# DATASET CONTENT start

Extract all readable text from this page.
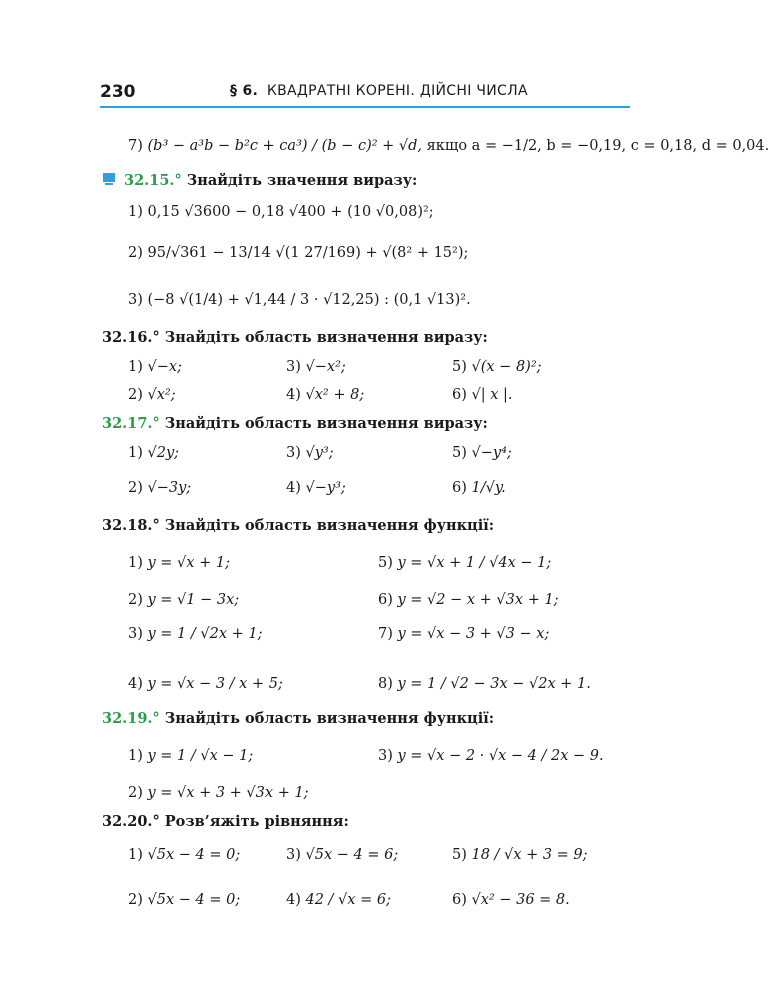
230	§ 6. КВАДРАТНІ КОРЕНІ. ДІЙСНІ ЧИСЛА
7) (b³ − a³b − b²c + ca³) / (b − c)² + √d, якщо a = −1/2, b = −0,19, c = 0,18, d = 0,04.
32.15.° Знайдіть значення виразу:
1) 0,15 √3600 − 0,18 √400 + (10 √0,08)²;
2) 95/√361 − 13/14 √(1 27/169) + √(8² + 15²);
3) (−8 √(1/4) + √1,44 / 3 · √12,25) : (0,1 √13)².
32.16.° Знайдіть область визначення виразу:
1) √−x;	3) √−x²;	5) √(x − 8)²;
2) √x²;	4) √x² + 8;	6) √| x |.
32.17.° Знайдіть область визначення виразу:
1) √2y;	3) √y³;	5) √−y⁴;
2) √−3y;	4) √−y³;	6) 1/√y.
32.18.° Знайдіть область визначення функції:
1) y = √x + 1;	5) y = √x + 1 / √4x − 1;
2) y = √1 − 3x;	6) y = √2 − x + √3x + 1;
3) y = 1 / √2x + 1;	7) y = √x − 3 + √3 − x;
4) y = √x − 3 / x + 5;	8) y = 1 / √2 − 3x − √2x + 1.
32.19.° Знайдіть область визначення функції:
1) y = 1 / √x − 1;	3) y = √x − 2 · √x − 4 / 2x − 9.
2) y = √x + 3 + √3x + 1;
32.20.° Розв’яжіть рівняння:
1) √5x − 4 = 0;	3) √5x − 4 = 6;	5) 18 / √x + 3 = 9;
2) √5x − 4 = 0;	4) 42 / √x = 6;	6) √x² − 36 = 8.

# DATASET CONTENT end

Extract every line containing the string "визначення" from the data above.

32.16.° Знайдіть область визначення виразу:
32.17.° Знайдіть область визначення виразу:
32.18.° Знайдіть область визначення функції:
32.19.° Знайдіть область визначення функції:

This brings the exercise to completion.